## [YOUR INSTRUCTIONS]
A single number is required: how many lines in the data below contain "erforderlichen".

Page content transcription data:
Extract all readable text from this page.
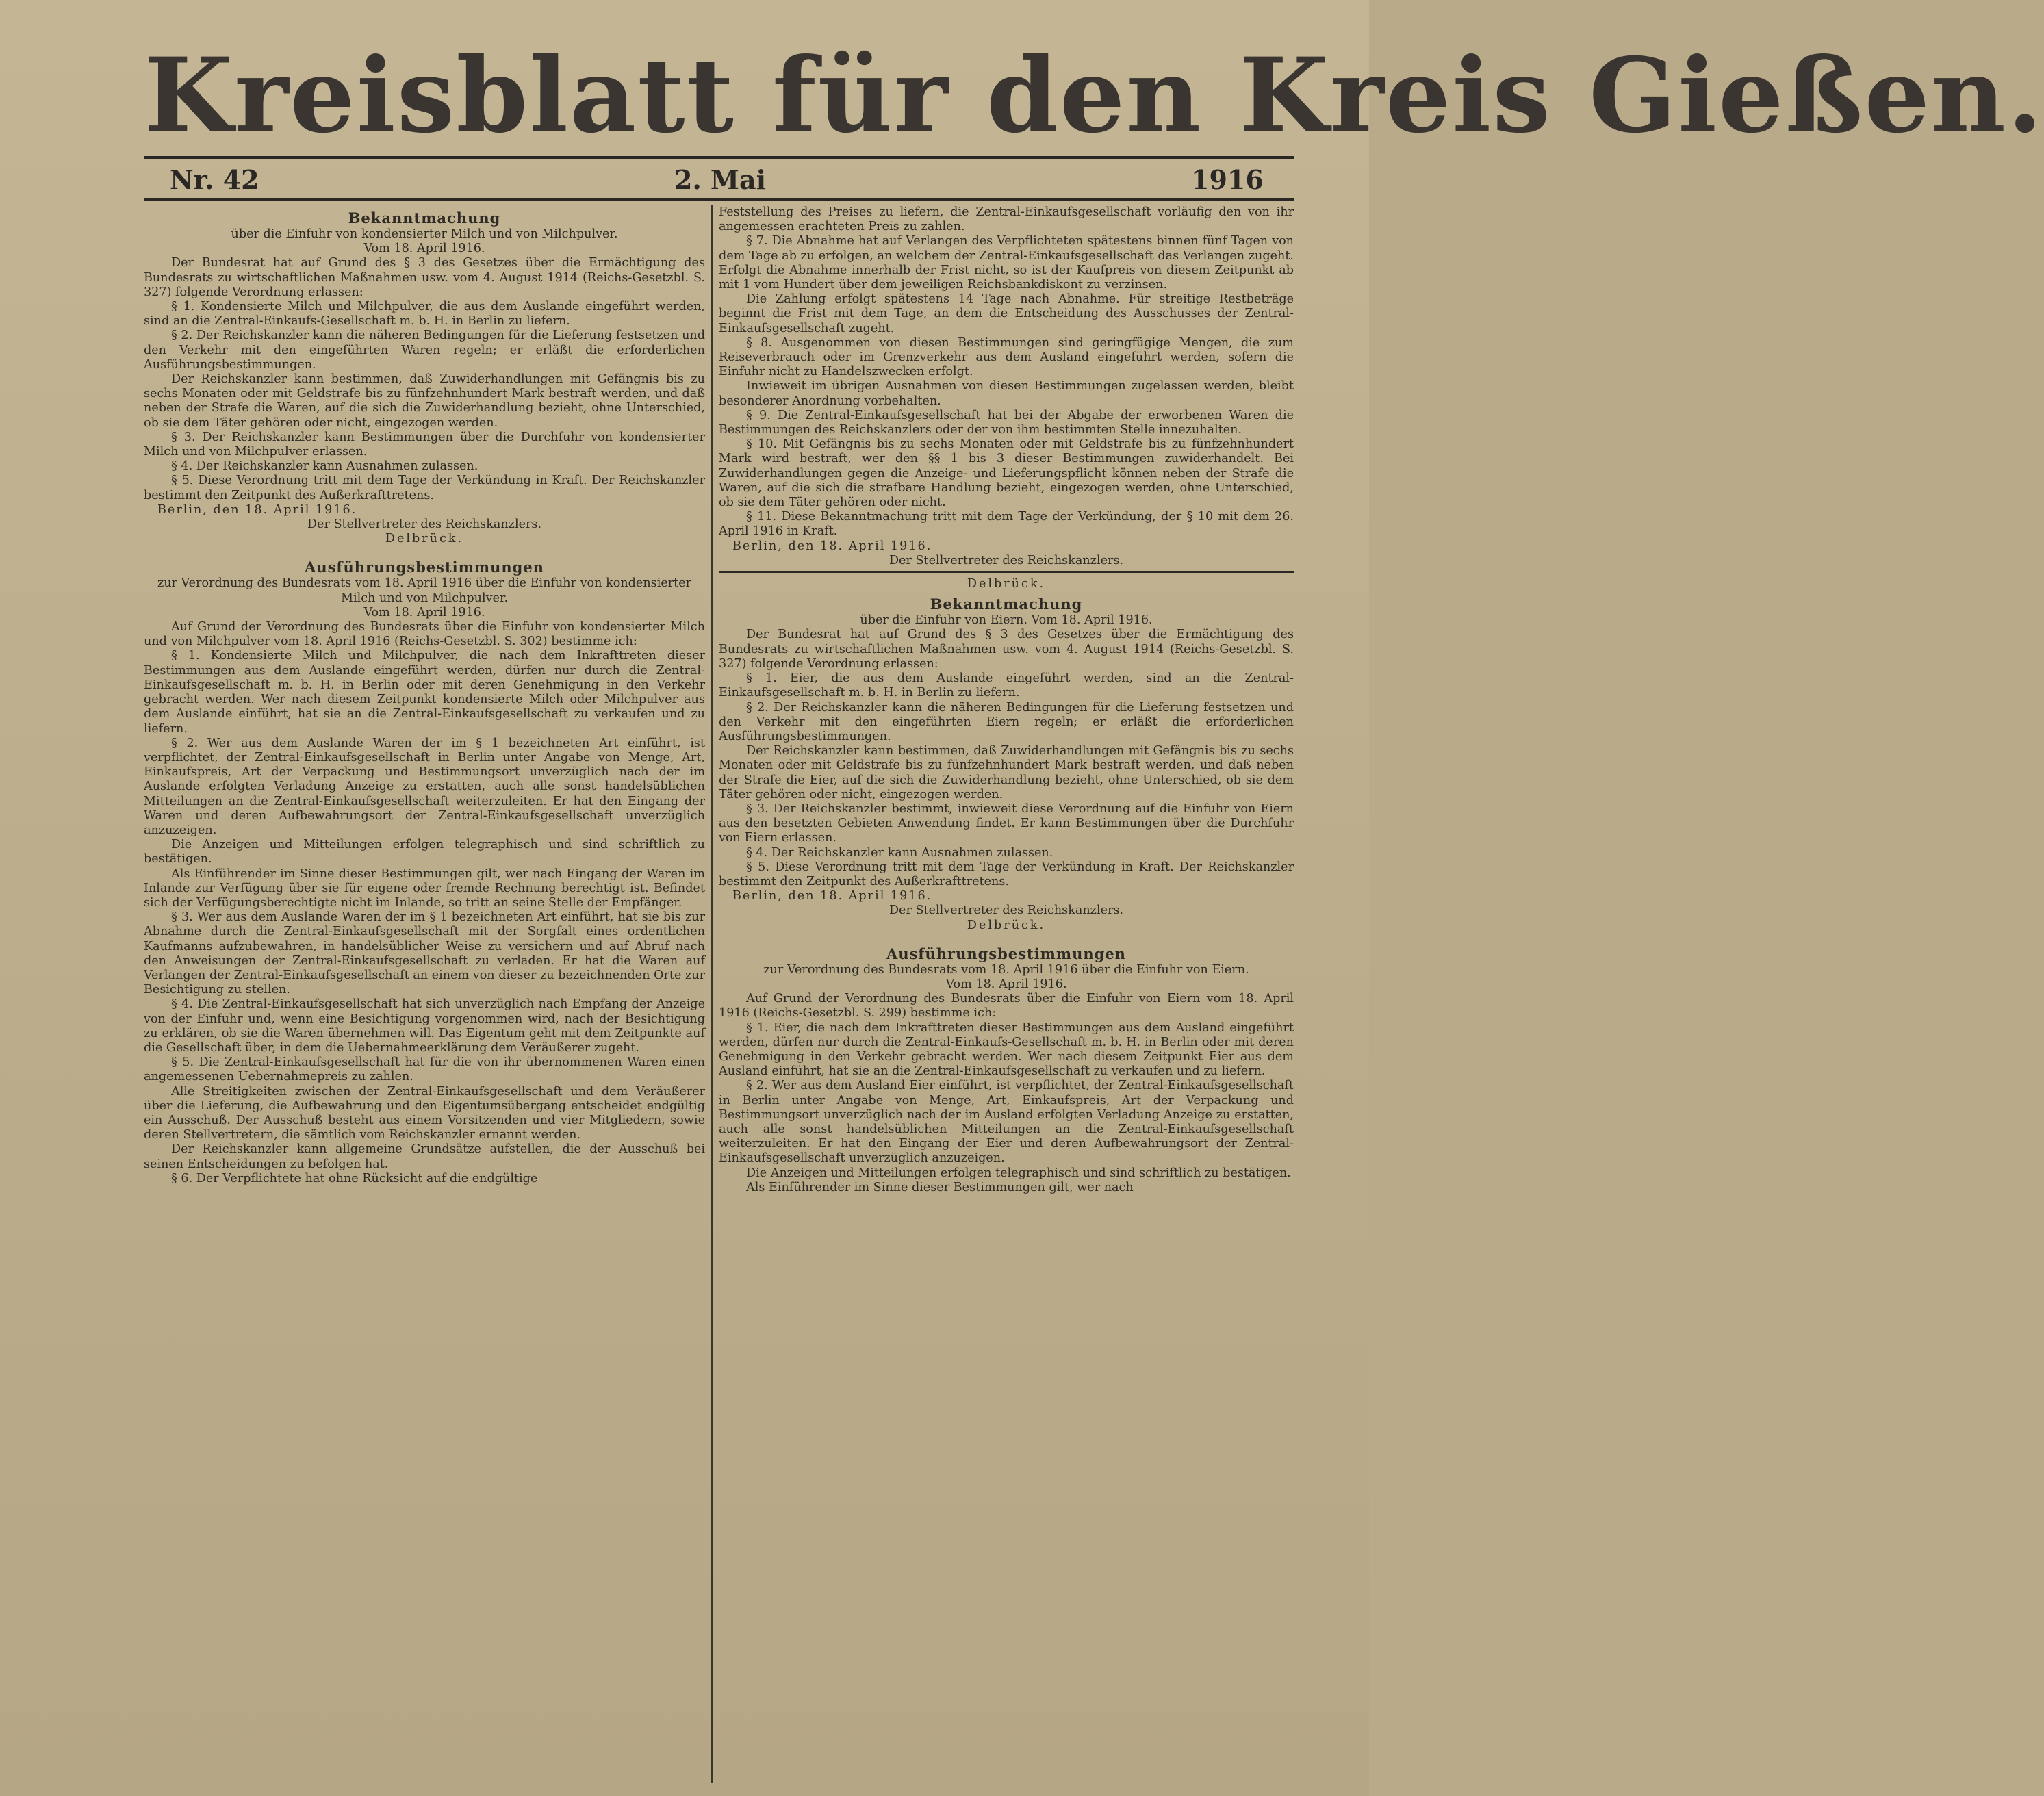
Kreisblatt für den Kreis Gießen.
Nr. 42	2. Mai	1916
Bekanntmachung

über die Einfuhr von kondensierter Milch und von Milchpulver.

Vom 18. April 1916.

Der Bundesrat hat auf Grund des § 3 des Gesetzes über die Ermächtigung des Bundesrats zu wirtschaftlichen Maßnahmen usw. vom 4. August 1914 (Reichs-Gesetzbl. S. 327) folgende Verordnung erlassen:

§ 1. Kondensierte Milch und Milchpulver, die aus dem Auslande eingeführt werden, sind an die Zentral-Einkaufs-Gesellschaft m. b. H. in Berlin zu liefern.

§ 2. Der Reichskanzler kann die näheren Bedingungen für die Lieferung festsetzen und den Verkehr mit den eingeführten Waren regeln; er erläßt die erforderlichen Ausführungsbestimmungen.

Der Reichskanzler kann bestimmen, daß Zuwiderhandlungen mit Gefängnis bis zu sechs Monaten oder mit Geldstrafe bis zu fünfzehnhundert Mark bestraft werden, und daß neben der Strafe die Waren, auf die sich die Zuwiderhandlung bezieht, ohne Unterschied, ob sie dem Täter gehören oder nicht, eingezogen werden.

§ 3. Der Reichskanzler kann Bestimmungen über die Durchfuhr von kondensierter Milch und von Milchpulver erlassen.

§ 4. Der Reichskanzler kann Ausnahmen zulassen.

§ 5. Diese Verordnung tritt mit dem Tage der Verkündung in Kraft. Der Reichskanzler bestimmt den Zeitpunkt des Außerkrafttretens.

Berlin, den 18. April 1916.

Der Stellvertreter des Reichskanzlers.

Delbrück.

Ausführungsbestimmungen

zur Verordnung des Bundesrats vom 18. April 1916 über die Einfuhr von kondensierter Milch und von Milchpulver.

Vom 18. April 1916.

Auf Grund der Verordnung des Bundesrats über die Einfuhr von kondensierter Milch und von Milchpulver vom 18. April 1916 (Reichs-Gesetzbl. S. 302) bestimme ich:

§ 1. Kondensierte Milch und Milchpulver, die nach dem Inkrafttreten dieser Bestimmungen aus dem Auslande eingeführt werden, dürfen nur durch die Zentral-Einkaufsgesellschaft m. b. H. in Berlin oder mit deren Genehmigung in den Verkehr gebracht werden. Wer nach diesem Zeitpunkt kondensierte Milch oder Milchpulver aus dem Auslande einführt, hat sie an die Zentral-Einkaufsgesellschaft zu verkaufen und zu liefern.

§ 2. Wer aus dem Auslande Waren der im § 1 bezeichneten Art einführt, ist verpflichtet, der Zentral-Einkaufsgesellschaft in Berlin unter Angabe von Menge, Art, Einkaufspreis, Art der Verpackung und Bestimmungsort unverzüglich nach der im Auslande erfolgten Verladung Anzeige zu erstatten, auch alle sonst handelsüblichen Mitteilungen an die Zentral-Einkaufsgesellschaft weiterzuleiten. Er hat den Eingang der Waren und deren Aufbewahrungsort der Zentral-Einkaufsgesellschaft unverzüglich anzuzeigen.

Die Anzeigen und Mitteilungen erfolgen telegraphisch und sind schriftlich zu bestätigen.

Als Einführender im Sinne dieser Bestimmungen gilt, wer nach Eingang der Waren im Inlande zur Verfügung über sie für eigene oder fremde Rechnung berechtigt ist. Befindet sich der Verfügungsberechtigte nicht im Inlande, so tritt an seine Stelle der Empfänger.

§ 3. Wer aus dem Auslande Waren der im § 1 bezeichneten Art einführt, hat sie bis zur Abnahme durch die Zentral-Einkaufsgesellschaft mit der Sorgfalt eines ordentlichen Kaufmanns aufzubewahren, in handelsüblicher Weise zu versichern und auf Abruf nach den Anweisungen der Zentral-Einkaufsgesellschaft zu verladen. Er hat die Waren auf Verlangen der Zentral-Einkaufsgesellschaft an einem von dieser zu bezeichnenden Orte zur Besichtigung zu stellen.

§ 4. Die Zentral-Einkaufsgesellschaft hat sich unverzüglich nach Empfang der Anzeige von der Einfuhr und, wenn eine Besichtigung vorgenommen wird, nach der Besichtigung zu erklären, ob sie die Waren übernehmen will. Das Eigentum geht mit dem Zeitpunkte auf die Gesellschaft über, in dem die Uebernahmeerklärung dem Veräußerer zugeht.

§ 5. Die Zentral-Einkaufsgesellschaft hat für die von ihr übernommenen Waren einen angemessenen Uebernahmepreis zu zahlen.

Alle Streitigkeiten zwischen der Zentral-Einkaufsgesellschaft und dem Veräußerer über die Lieferung, die Aufbewahrung und den Eigentumsübergang entscheidet endgültig ein Ausschuß. Der Ausschuß besteht aus einem Vorsitzenden und vier Mitgliedern, sowie deren Stellvertretern, die sämtlich vom Reichskanzler ernannt werden.

Der Reichskanzler kann allgemeine Grundsätze aufstellen, die der Ausschuß bei seinen Entscheidungen zu befolgen hat.

§ 6. Der Verpflichtete hat ohne Rücksicht auf die endgültige

Feststellung des Preises zu liefern, die Zentral-Einkaufsgesellschaft vorläufig den von ihr angemessen erachteten Preis zu zahlen.

§ 7. Die Abnahme hat auf Verlangen des Verpflichteten spätestens binnen fünf Tagen von dem Tage ab zu erfolgen, an welchem der Zentral-Einkaufsgesellschaft das Verlangen zugeht. Erfolgt die Abnahme innerhalb der Frist nicht, so ist der Kaufpreis von diesem Zeitpunkt ab mit 1 vom Hundert über dem jeweiligen Reichsbankdiskont zu verzinsen.

Die Zahlung erfolgt spätestens 14 Tage nach Abnahme. Für streitige Restbeträge beginnt die Frist mit dem Tage, an dem die Entscheidung des Ausschusses der Zentral-Einkaufsgesellschaft zugeht.

§ 8. Ausgenommen von diesen Bestimmungen sind geringfügige Mengen, die zum Reiseverbrauch oder im Grenzverkehr aus dem Ausland eingeführt werden, sofern die Einfuhr nicht zu Handelszwecken erfolgt.

Inwieweit im übrigen Ausnahmen von diesen Bestimmungen zugelassen werden, bleibt besonderer Anordnung vorbehalten.

§ 9. Die Zentral-Einkaufsgesellschaft hat bei der Abgabe der erworbenen Waren die Bestimmungen des Reichskanzlers oder der von ihm bestimmten Stelle innezuhalten.

§ 10. Mit Gefängnis bis zu sechs Monaten oder mit Geldstrafe bis zu fünfzehnhundert Mark wird bestraft, wer den §§ 1 bis 3 dieser Bestimmungen zuwiderhandelt. Bei Zuwiderhandlungen gegen die Anzeige- und Lieferungspflicht können neben der Strafe die Waren, auf die sich die strafbare Handlung bezieht, eingezogen werden, ohne Unterschied, ob sie dem Täter gehören oder nicht.

§ 11. Diese Bekanntmachung tritt mit dem Tage der Verkündung, der § 10 mit dem 26. April 1916 in Kraft.

Berlin, den 18. April 1916.

Der Stellvertreter des Reichskanzlers.

Delbrück.

Bekanntmachung

über die Einfuhr von Eiern. Vom 18. April 1916.

Der Bundesrat hat auf Grund des § 3 des Gesetzes über die Ermächtigung des Bundesrats zu wirtschaftlichen Maßnahmen usw. vom 4. August 1914 (Reichs-Gesetzbl. S. 327) folgende Verordnung erlassen:

§ 1. Eier, die aus dem Auslande eingeführt werden, sind an die Zentral-Einkaufsgesellschaft m. b. H. in Berlin zu liefern.

§ 2. Der Reichskanzler kann die näheren Bedingungen für die Lieferung festsetzen und den Verkehr mit den eingeführten Eiern regeln; er erläßt die erforderlichen Ausführungsbestimmungen.

Der Reichskanzler kann bestimmen, daß Zuwiderhandlungen mit Gefängnis bis zu sechs Monaten oder mit Geldstrafe bis zu fünfzehnhundert Mark bestraft werden, und daß neben der Strafe die Eier, auf die sich die Zuwiderhandlung bezieht, ohne Unterschied, ob sie dem Täter gehören oder nicht, eingezogen werden.

§ 3. Der Reichskanzler bestimmt, inwieweit diese Verordnung auf die Einfuhr von Eiern aus den besetzten Gebieten Anwendung findet. Er kann Bestimmungen über die Durchfuhr von Eiern erlassen.

§ 4. Der Reichskanzler kann Ausnahmen zulassen.

§ 5. Diese Verordnung tritt mit dem Tage der Verkündung in Kraft. Der Reichskanzler bestimmt den Zeitpunkt des Außerkrafttretens.

Berlin, den 18. April 1916.

Der Stellvertreter des Reichskanzlers.

Delbrück.

Ausführungsbestimmungen

zur Verordnung des Bundesrats vom 18. April 1916 über die Einfuhr von Eiern.

Vom 18. April 1916.

Auf Grund der Verordnung des Bundesrats über die Einfuhr von Eiern vom 18. April 1916 (Reichs-Gesetzbl. S. 299) bestimme ich:

§ 1. Eier, die nach dem Inkrafttreten dieser Bestimmungen aus dem Ausland eingeführt werden, dürfen nur durch die Zentral-Einkaufs-Gesellschaft m. b. H. in Berlin oder mit deren Genehmigung in den Verkehr gebracht werden. Wer nach diesem Zeitpunkt Eier aus dem Ausland einführt, hat sie an die Zentral-Einkaufsgesellschaft zu verkaufen und zu liefern.

§ 2. Wer aus dem Ausland Eier einführt, ist verpflichtet, der Zentral-Einkaufsgesellschaft in Berlin unter Angabe von Menge, Art, Einkaufspreis, Art der Verpackung und Bestimmungsort unverzüglich nach der im Ausland erfolgten Verladung Anzeige zu erstatten, auch alle sonst handelsüblichen Mitteilungen an die Zentral-Einkaufsgesellschaft weiterzuleiten. Er hat den Eingang der Eier und deren Aufbewahrungsort der Zentral-Einkaufsgesellschaft unverzüglich anzuzeigen.

Die Anzeigen und Mitteilungen erfolgen telegraphisch und sind schriftlich zu bestätigen.

Als Einführender im Sinne dieser Bestimmungen gilt, wer nach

## [TASK OUTPUT]
2